> Problem details:
Copy the lines of the entries below without any change, from the line that contains "adapter-icon: ⎈: [160, 245, 168, 255]" through the line that contains "sidebar-item-airplane-mode[interactable]: ✈ Airplane".

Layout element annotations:
----------

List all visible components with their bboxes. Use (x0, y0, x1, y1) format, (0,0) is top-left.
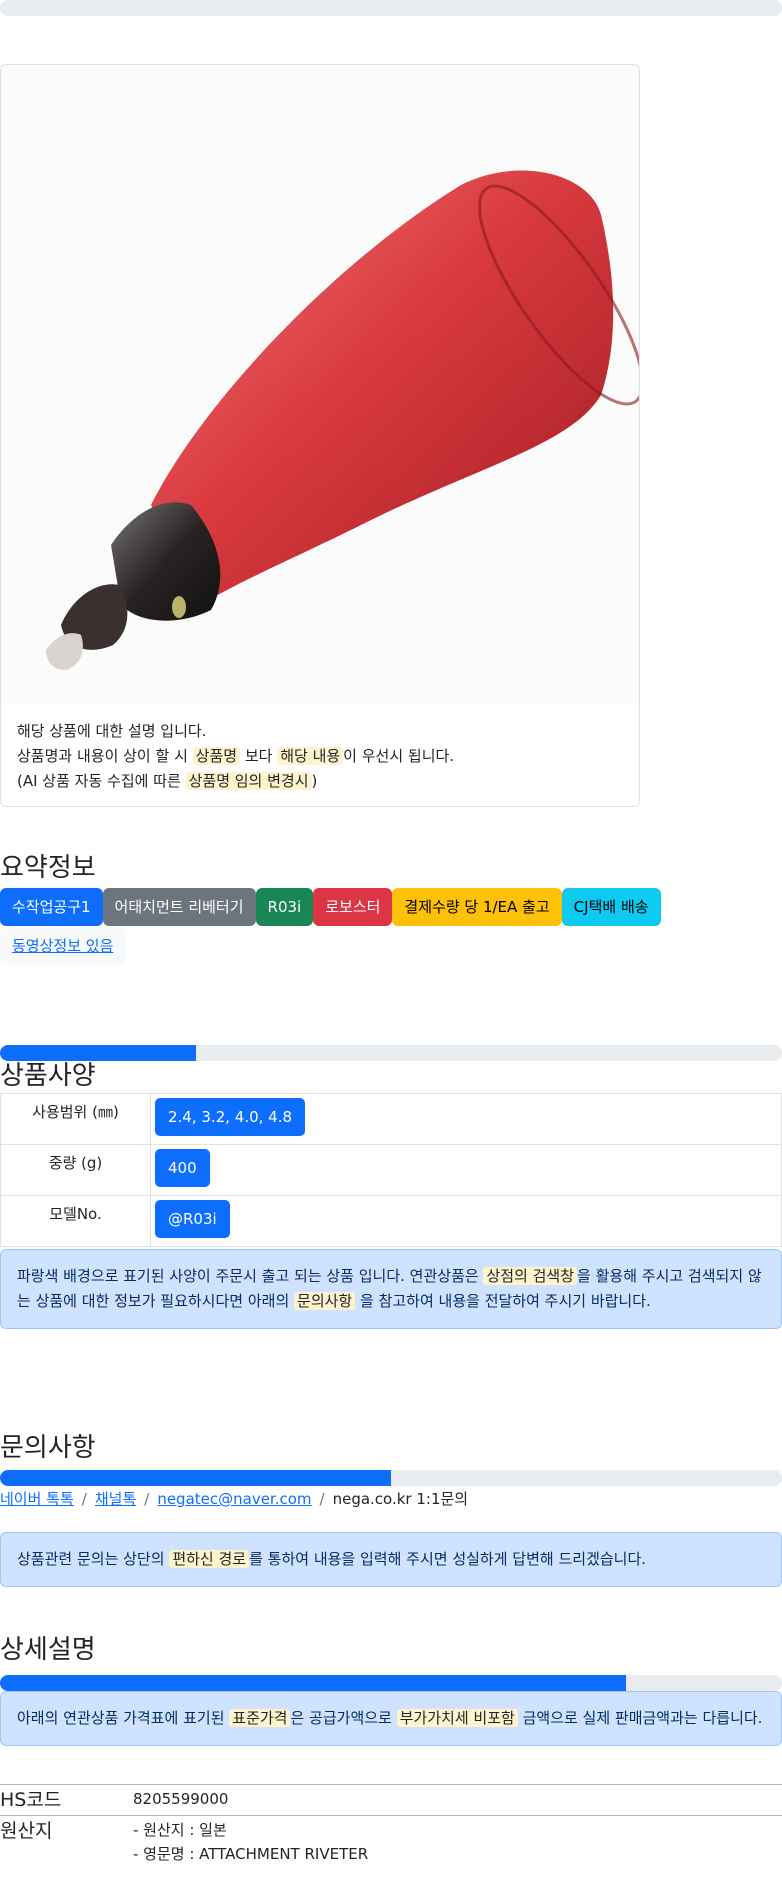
inquiry-alert-post: 를 통하여 내용을 입력해 주시면 성실하게 답변해 드리겠습니다. (249, 1550, 647, 1568)
spec-key: 중량 (g) (0, 1144, 151, 1196)
page: 해당 상품에 대한 설명 입니다. 상품명과 내용이 상이 할 시 상품명 보다… (0, 0, 782, 1866)
naver-talk-link[interactable]: 네이버 톡톡 (0, 1490, 74, 1508)
detail-alert: 아래의 연관상품 가격표에 표기된 표준가격 은 공급가액으로 부가가치세 비포함… (0, 1691, 782, 1746)
card-line-2-mark-1: 상품명 (192, 747, 241, 765)
product-image (1, 65, 639, 705)
card-line-2-post: 이 우선시 됩니다. (343, 747, 455, 765)
detail-alert-post: 금액으로 실제 판매금액과는 다릅니다. (517, 1709, 763, 1727)
inquiry-alert: 상품관련 문의는 상단의 편하신 경로 를 통하여 내용을 입력해 주시면 성실하… (0, 1532, 782, 1587)
spec-alert: 파랑색 배경으로 표기된 사양이 주문시 출고 되는 상품 입니다. 연관상품은… (0, 1249, 782, 1329)
card-line-3-mark: 상품명 임의 변경시 (185, 772, 312, 790)
inquiry-breadcrumb: 네이버 톡톡 / 채널톡 / negatec@naver.com / nega.co.kr … (0, 1486, 782, 1512)
breadcrumb-separator: / (81, 1490, 87, 1508)
inquiry-progress-bar (0, 1470, 391, 1486)
detail-info-table: HS코드 8205599000 원산지 - 원산지 : 일본 - 영문명 : A… (0, 1784, 782, 1866)
badge-model: R03i (255, 888, 314, 926)
inquiry-alert-mark: 편하신 경로 (169, 1550, 250, 1568)
info-row: HS코드 8205599000 (0, 1784, 782, 1816)
detail-alert-pre: 아래의 연관상품 가격표에 표기된 (17, 1709, 230, 1727)
info-row: 원산지 - 원산지 : 일본 - 영문명 : ATTACHMENT RIVETE… (0, 1815, 782, 1866)
detail-progress (0, 1675, 782, 1691)
inquiry-alert-pre: 상품관련 문의는 상단의 (17, 1550, 170, 1568)
info-line: - 영문명 : ATTACHMENT RIVETER (133, 1845, 369, 1863)
info-key: HS코드 (0, 1784, 133, 1816)
spec-value-pill[interactable]: 2.4, 3.2, 4.0, 4.8 (155, 1098, 306, 1136)
spec-key: 사용범위 (㎜) (0, 1093, 151, 1145)
spec-row: 중량 (g) 400 (0, 1144, 782, 1196)
breadcrumb-separator: / (144, 1490, 150, 1508)
card-line-3: (AI 상품 자동 수집에 따른 상품명 임의 변경시) (17, 769, 623, 794)
email-link[interactable]: negatec@naver.com (157, 1490, 311, 1508)
breadcrumb-separator: / (319, 1490, 325, 1508)
info-value: 8205599000 (133, 1784, 782, 1816)
summary-title: 요약정보 (0, 853, 96, 883)
spec-alert-mark-1: 상점의 검색창 (483, 1267, 578, 1285)
card-line-1: 해당 상품에 대한 설명 입니다. (17, 722, 207, 740)
badge-shipping: CJ택배 배송 (561, 888, 661, 926)
card-line-2-mid: 보다 (240, 747, 278, 765)
detail-alert-mid: 은 공급가액으로 (290, 1709, 397, 1727)
badge-category: 수작업공구1 (0, 888, 103, 926)
info-line: - 원산지 : 일본 (133, 1821, 227, 1839)
spec-title: 상품사양 (0, 1061, 96, 1091)
spec-alert-post: 을 참고하여 내용을 전달하여 주시기 바랍니다. (355, 1292, 651, 1310)
badge-brand: 로보스터 (313, 888, 393, 926)
inquiry-title: 문의사항 (0, 1433, 96, 1463)
spec-row: 모델No. @R03i (0, 1195, 782, 1247)
spec-value-cell: @R03i (150, 1195, 782, 1247)
card-line-3-pre: (AI 상품 자동 수집에 따른 (17, 772, 186, 790)
card-line-2-mark-2: 해당 내용 (277, 747, 344, 765)
detail-progress-bar (0, 1675, 626, 1691)
card-line-2-pre: 상품명과 내용이 상이 할 시 (17, 747, 193, 765)
site-inquiry-text: nega.co.kr 1:1문의 (332, 1490, 469, 1508)
spec-alert-pre: 파랑색 배경으로 표기된 사양이 주문시 출고 되는 상품 입니다. 연관상품은 (17, 1267, 484, 1285)
product-card: 해당 상품에 대한 설명 입니다. 상품명과 내용이 상이 할 시 상품명 보다… (0, 64, 640, 807)
info-key: 원산지 (0, 1815, 133, 1866)
spec-value-cell: 400 (150, 1144, 782, 1196)
video-link[interactable]: 동영상정보 있음 (12, 937, 113, 955)
info-line: 8205599000 (133, 1790, 229, 1808)
inquiry-progress (0, 1470, 782, 1486)
spec-row: 사용범위 (㎜) 2.4, 3.2, 4.0, 4.8 (0, 1093, 782, 1145)
card-line-3-post: ) (311, 772, 318, 790)
spec-alert-mark-2: 문의사항 (294, 1292, 356, 1310)
detail-alert-mark-2: 부가가치세 비포함 (396, 1709, 518, 1727)
detail-title: 상세설명 (0, 1635, 96, 1665)
spec-table: 사용범위 (㎜) 2.4, 3.2, 4.0, 4.8 중량 (g) 400 모… (0, 1093, 782, 1247)
channel-talk-link[interactable]: 채널톡 (95, 1490, 136, 1508)
summary-badges: 수작업공구1 어태치먼트 리베터기 R03i 로보스터 결제수량 당 1/EA … (0, 888, 782, 965)
badge-type: 어태치먼트 리베터기 (102, 888, 256, 926)
product-card-body: 해당 상품에 대한 설명 입니다. 상품명과 내용이 상이 할 시 상품명 보다… (1, 705, 639, 806)
spec-value-pill[interactable]: @R03i (155, 1200, 230, 1238)
card-line-2: 상품명과 내용이 상이 할 시 상품명 보다 해당 내용 이 우선시 됩니다. (17, 744, 623, 769)
info-value: - 원산지 : 일본 - 영문명 : ATTACHMENT RIVETER (133, 1815, 782, 1866)
top-progress (0, 0, 782, 16)
spec-value-pill[interactable]: 400 (155, 1149, 210, 1187)
spec-value-cell: 2.4, 3.2, 4.0, 4.8 (150, 1093, 782, 1145)
spec-key: 모델No. (0, 1195, 151, 1247)
badge-video: 동영상정보 있음 (0, 927, 126, 965)
detail-alert-mark-1: 표준가격 (229, 1709, 291, 1727)
badge-quantity: 결제수량 당 1/EA 출고 (392, 888, 562, 926)
riveter-tool-icon (46, 170, 639, 670)
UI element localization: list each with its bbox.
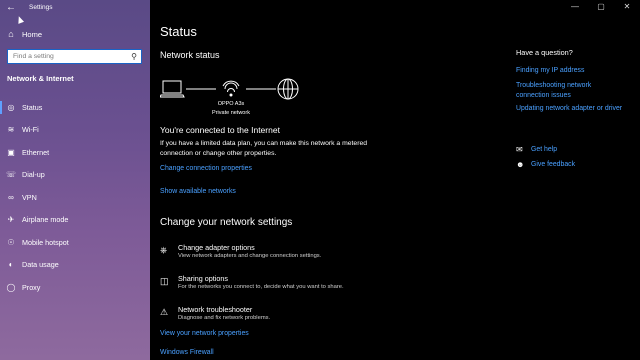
adapter-icon: ⎈: [160, 245, 168, 255]
globe-icon: ◯: [6, 282, 16, 292]
sidebar-item-wifi[interactable]: ≋ Wi-Fi: [0, 119, 150, 142]
internet-globe-icon: [277, 78, 299, 100]
feedback-icon: ☻: [516, 160, 525, 169]
network-type: Private network: [212, 110, 250, 116]
network-status-heading: Network status: [160, 50, 220, 60]
sidebar-item-label: Status: [22, 102, 43, 112]
sidebar-item-status[interactable]: ◎ Status: [0, 96, 150, 119]
home-nav-item[interactable]: ⌂ Home: [0, 27, 150, 41]
help-link-ip-address[interactable]: Finding my IP address: [516, 66, 626, 76]
change-adapter-options[interactable]: ⎈ Change adapter options View network ad…: [160, 243, 420, 263]
connection-description: If you have a limited data plan, you can…: [160, 140, 368, 157]
sidebar-item-proxy[interactable]: ◯ Proxy: [0, 276, 150, 299]
sidebar-item-label: VPN: [22, 192, 37, 202]
wifi-signal-icon: [222, 80, 240, 97]
data-usage-icon: ◐: [8, 260, 14, 270]
laptop-icon: [160, 80, 185, 98]
option-description: View network adapters and change connect…: [178, 253, 322, 259]
view-network-properties-link[interactable]: View your network properties: [160, 330, 249, 337]
back-arrow-icon[interactable]: ←: [6, 2, 16, 13]
sidebar-item-vpn[interactable]: ∞ VPN: [0, 186, 150, 209]
airplane-icon: ✈: [7, 215, 15, 225]
search-icon[interactable]: ⚲: [131, 52, 137, 61]
home-network-icon: ◎: [7, 102, 15, 112]
network-troubleshooter[interactable]: ⚠ Network troubleshooter Diagnose and fi…: [160, 305, 420, 325]
give-feedback-label: Give feedback: [531, 161, 576, 168]
phone-icon: ☏: [5, 170, 16, 180]
sidebar-item-label: Ethernet: [22, 147, 50, 157]
sidebar-item-label: Dial-up: [22, 170, 45, 180]
sidebar-nav: ◎ Status ≋ Wi-Fi ▣ Ethernet ☏ Dial-up ∞ …: [0, 96, 150, 299]
hotspot-icon: ☉: [7, 237, 15, 247]
option-description: For the networks you connect to, decide …: [178, 284, 344, 290]
ethernet-icon: ▣: [7, 147, 15, 157]
get-help-link[interactable]: ✉ Get help: [516, 145, 557, 154]
sidebar-item-label: Airplane mode: [22, 215, 69, 225]
wifi-icon: ≋: [7, 125, 15, 135]
title-bar: ← Settings: [0, 0, 150, 18]
give-feedback-link[interactable]: ☻ Give feedback: [516, 160, 575, 169]
warning-icon: ⚠: [160, 307, 169, 317]
home-label: Home: [22, 29, 43, 39]
sidebar-item-airplane-mode[interactable]: ✈ Airplane mode: [0, 209, 150, 232]
help-link-troubleshooting[interactable]: Troubleshooting network connection issue…: [516, 81, 626, 100]
sidebar-item-ethernet[interactable]: ▣ Ethernet: [0, 141, 150, 164]
sidebar-item-label: Proxy: [22, 282, 41, 292]
help-panel: Have a question? Finding my IP address T…: [516, 0, 640, 360]
page-title: Status: [160, 24, 197, 39]
windows-firewall-link[interactable]: Windows Firewall: [160, 349, 214, 356]
help-heading: Have a question?: [516, 48, 573, 57]
main-content: Status Network status OPPO A3s Private n…: [160, 0, 500, 360]
change-settings-heading: Change your network settings: [160, 217, 293, 228]
option-description: Diagnose and fix network problems.: [178, 315, 271, 321]
sidebar-item-data-usage[interactable]: ◐ Data usage: [0, 254, 150, 277]
sharing-icon: ◫: [160, 276, 169, 286]
option-title: Network troubleshooter: [178, 305, 253, 314]
sidebar-item-dialup[interactable]: ☏ Dial-up: [0, 164, 150, 187]
connection-status: You're connected to the Internet: [160, 125, 280, 135]
sharing-options[interactable]: ◫ Sharing options For the networks you c…: [160, 274, 420, 294]
sidebar-item-label: Data usage: [22, 260, 59, 270]
sidebar-item-label: Mobile hotspot: [22, 237, 69, 247]
sidebar: ← Settings ⌂ Home ⚲ Network & Internet ◎…: [0, 0, 150, 360]
show-available-networks-link[interactable]: Show available networks: [160, 188, 236, 195]
get-help-label: Get help: [531, 146, 558, 153]
device-name: OPPO A3s: [217, 101, 245, 107]
app-title: Settings: [29, 4, 53, 11]
change-connection-properties-link[interactable]: Change connection properties: [160, 165, 252, 172]
section-title: Network & Internet: [7, 74, 74, 83]
sidebar-item-label: Wi-Fi: [22, 125, 39, 135]
home-icon: ⌂: [8, 29, 14, 39]
search-box[interactable]: ⚲: [7, 49, 142, 64]
vpn-icon: ∞: [8, 192, 14, 202]
search-input[interactable]: [8, 53, 118, 60]
sidebar-item-mobile-hotspot[interactable]: ☉ Mobile hotspot: [0, 231, 150, 254]
option-title: Sharing options: [178, 274, 228, 283]
help-link-adapter-driver[interactable]: Updating network adapter or driver: [516, 104, 626, 114]
chat-bubble-icon: ✉: [516, 145, 523, 154]
option-title: Change adapter options: [178, 243, 255, 252]
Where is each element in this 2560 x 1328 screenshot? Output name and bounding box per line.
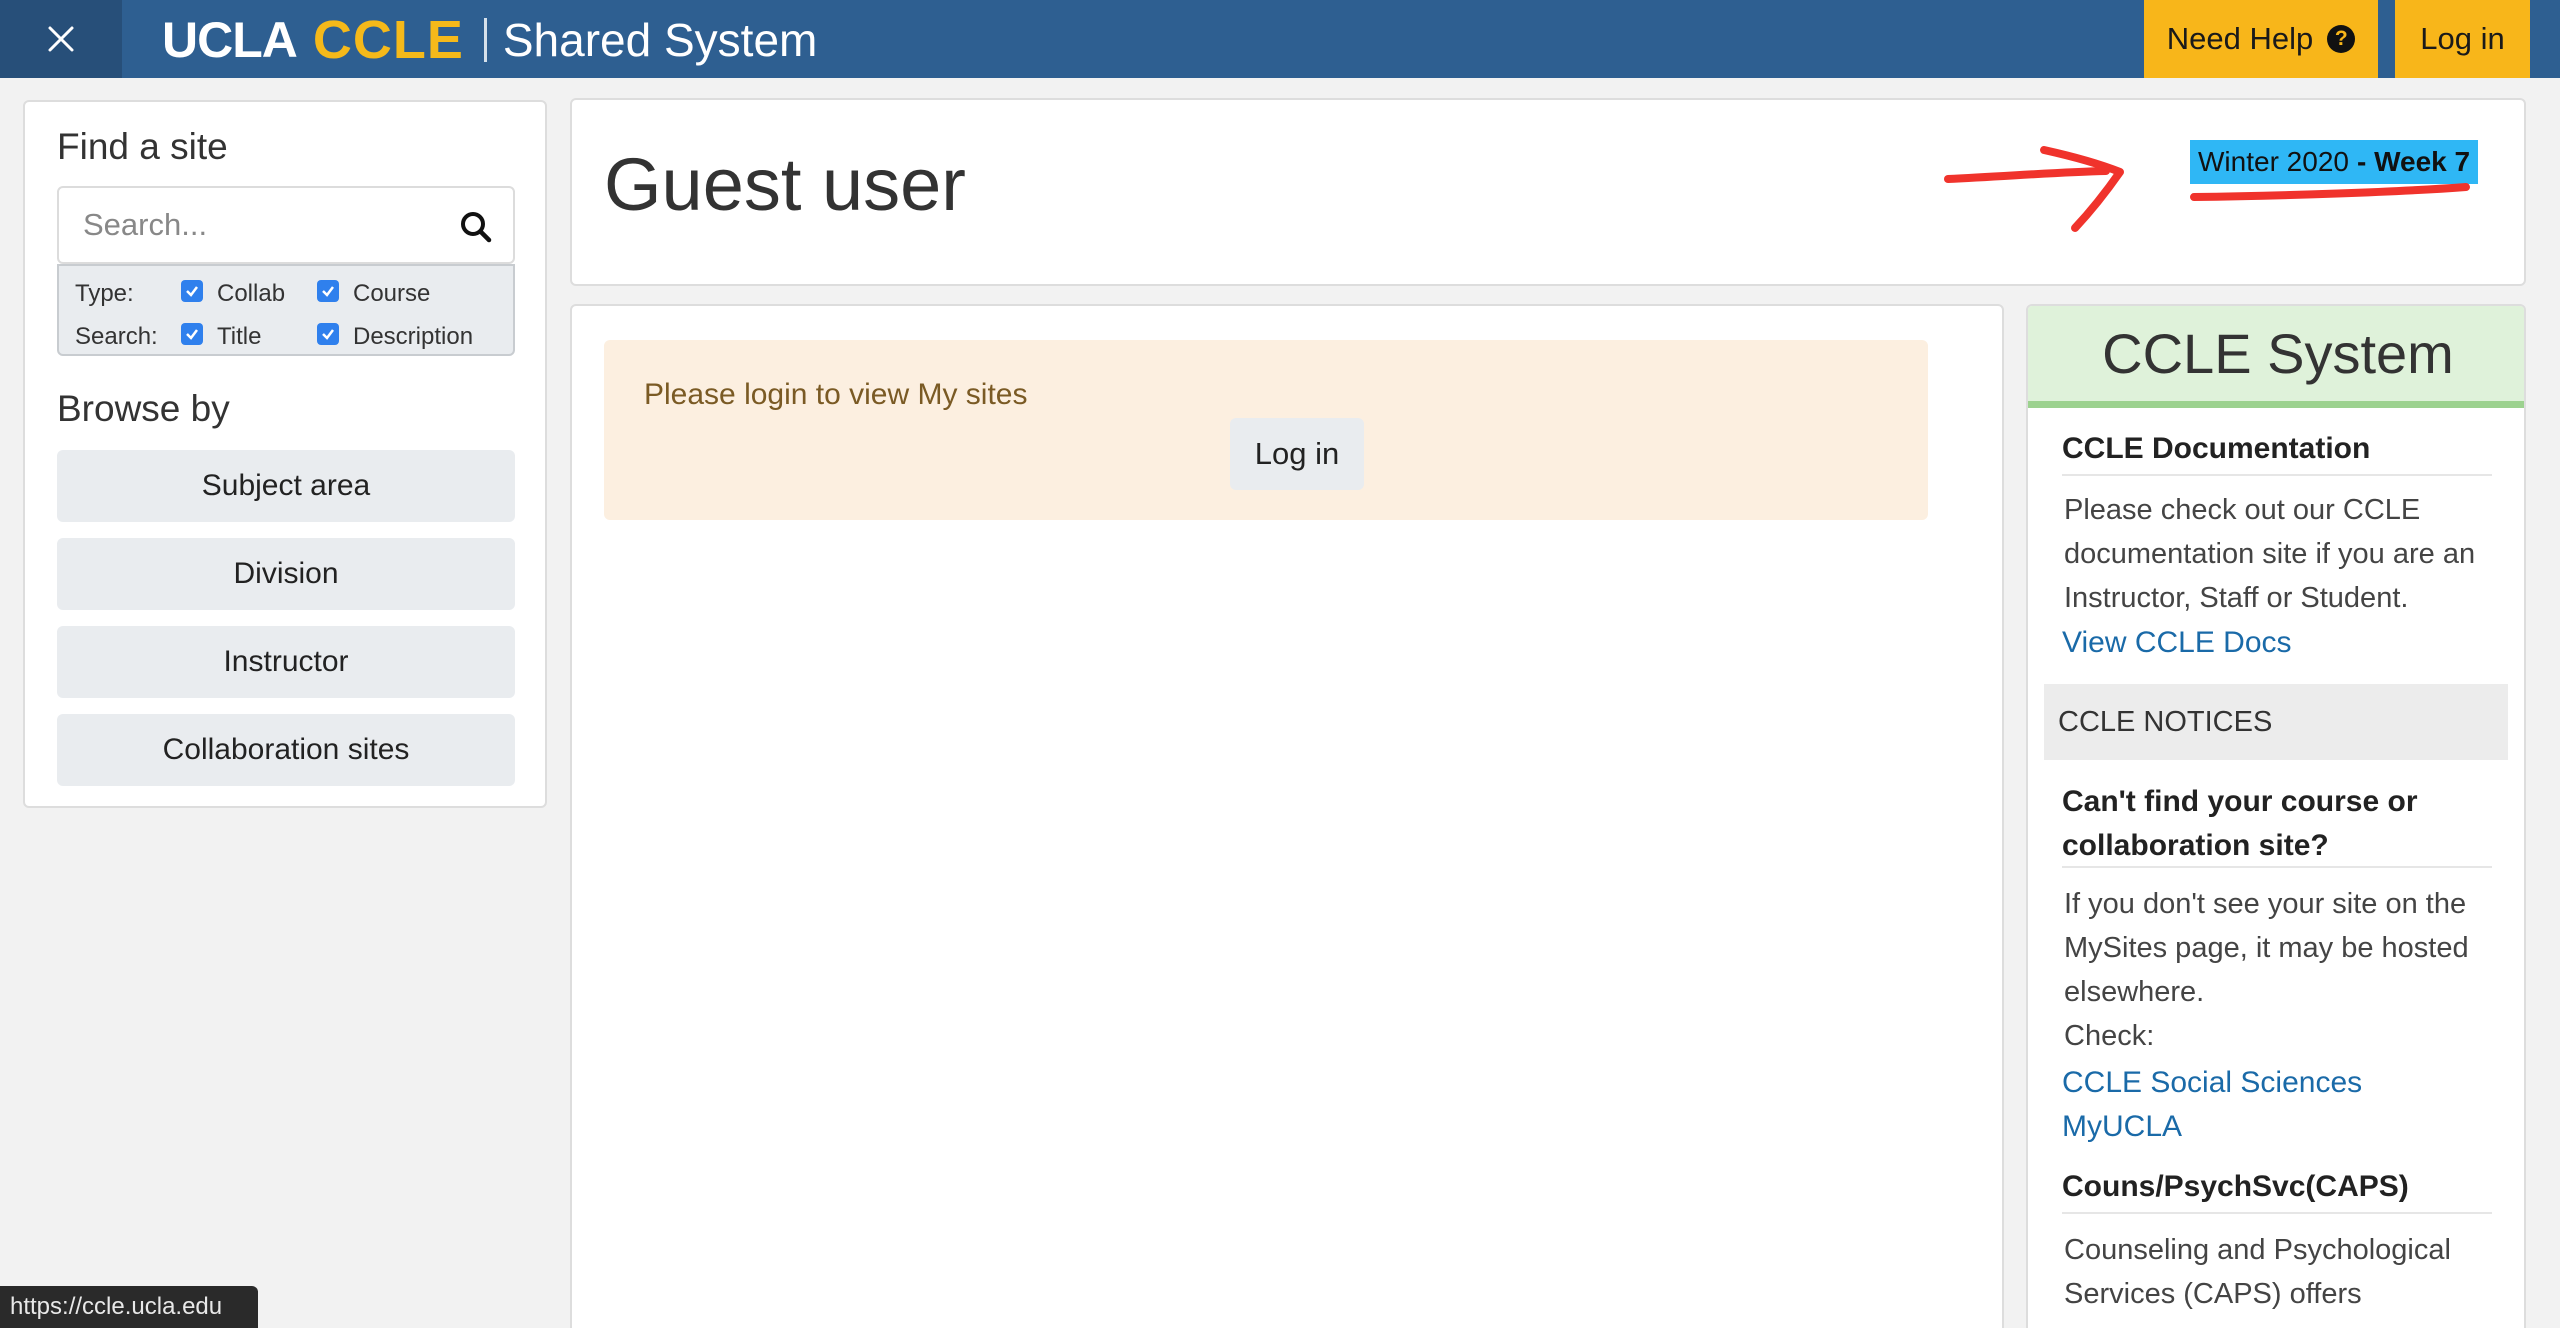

----------

> Problem solution:
adapter-icon: ⎈: [160, 245, 168, 255]
globe-icon: ◯: [6, 282, 16, 292]
sidebar-item-wifi[interactable]: ≋ Wi-Fi: [0, 119, 150, 142]
internet-globe-icon: [277, 78, 299, 100]
feedback-icon: ☻: [516, 160, 525, 169]
network-type: Private network: [212, 110, 250, 116]
network-status-heading: Network status: [160, 50, 220, 60]
sidebar-item-label: Status: [22, 102, 43, 112]
sidebar-item-status[interactable]: ◎ Status: [0, 96, 150, 119]
home-nav-item[interactable]: ⌂ Home: [0, 27, 150, 41]
help-link-ip-address[interactable]: Finding my IP address: [516, 66, 626, 76]
change-adapter-options[interactable]: ⎈ Change adapter options View network ad…: [160, 243, 420, 263]
connection-description: If you have a limited data plan, you can…: [160, 140, 368, 157]
sidebar-item-proxy[interactable]: ◯ Proxy: [0, 276, 150, 299]
sidebar-item-label: VPN: [22, 192, 37, 202]
wifi-signal-icon: [222, 80, 240, 97]
data-usage-icon: ◐: [8, 260, 14, 270]
laptop-icon: [160, 80, 185, 98]
option-description: View network adapters and change connect…: [178, 253, 322, 259]
view-network-properties-link[interactable]: View your network properties: [160, 330, 249, 337]
back-arrow-icon[interactable]: ←: [6, 2, 16, 13]
sidebar-item-vpn[interactable]: ∞ VPN: [0, 186, 150, 209]
airplane-icon: ✈: [7, 215, 15, 225]
search-icon[interactable]: ⚲: [131, 52, 137, 61]
home-network-icon: ◎: [7, 102, 15, 112]
network-troubleshooter[interactable]: ⚠ Network troubleshooter Diagnose and fi…: [160, 305, 420, 325]
give-feedback-label: Give feedback: [531, 161, 576, 168]
phone-icon: ☏: [5, 170, 16, 180]
sidebar-item-label: Ethernet: [22, 147, 50, 157]
sidebar-item-label: Dial-up: [22, 170, 45, 180]
sidebar-nav: ◎ Status ≋ Wi-Fi ▣ Ethernet ☏ Dial-up ∞ …: [0, 96, 150, 299]
hotspot-icon: ☉: [7, 237, 15, 247]
option-description: For the networks you connect to, decide …: [178, 284, 344, 290]
ethernet-icon: ▣: [7, 147, 15, 157]
get-help-link[interactable]: ✉ Get help: [516, 145, 557, 154]
sidebar-item-label: Airplane mode: [22, 215, 69, 225]
wifi-icon: ≋: [7, 125, 15, 135]
title-bar: ← Settings: [0, 0, 150, 18]
give-feedback-link[interactable]: ☻ Give feedback: [516, 160, 575, 169]
warning-icon: ⚠: [160, 307, 169, 317]
home-label: Home: [22, 29, 43, 39]
sidebar-item-airplane-mode[interactable]: ✈ Airplane mode: [0, 209, 150, 232]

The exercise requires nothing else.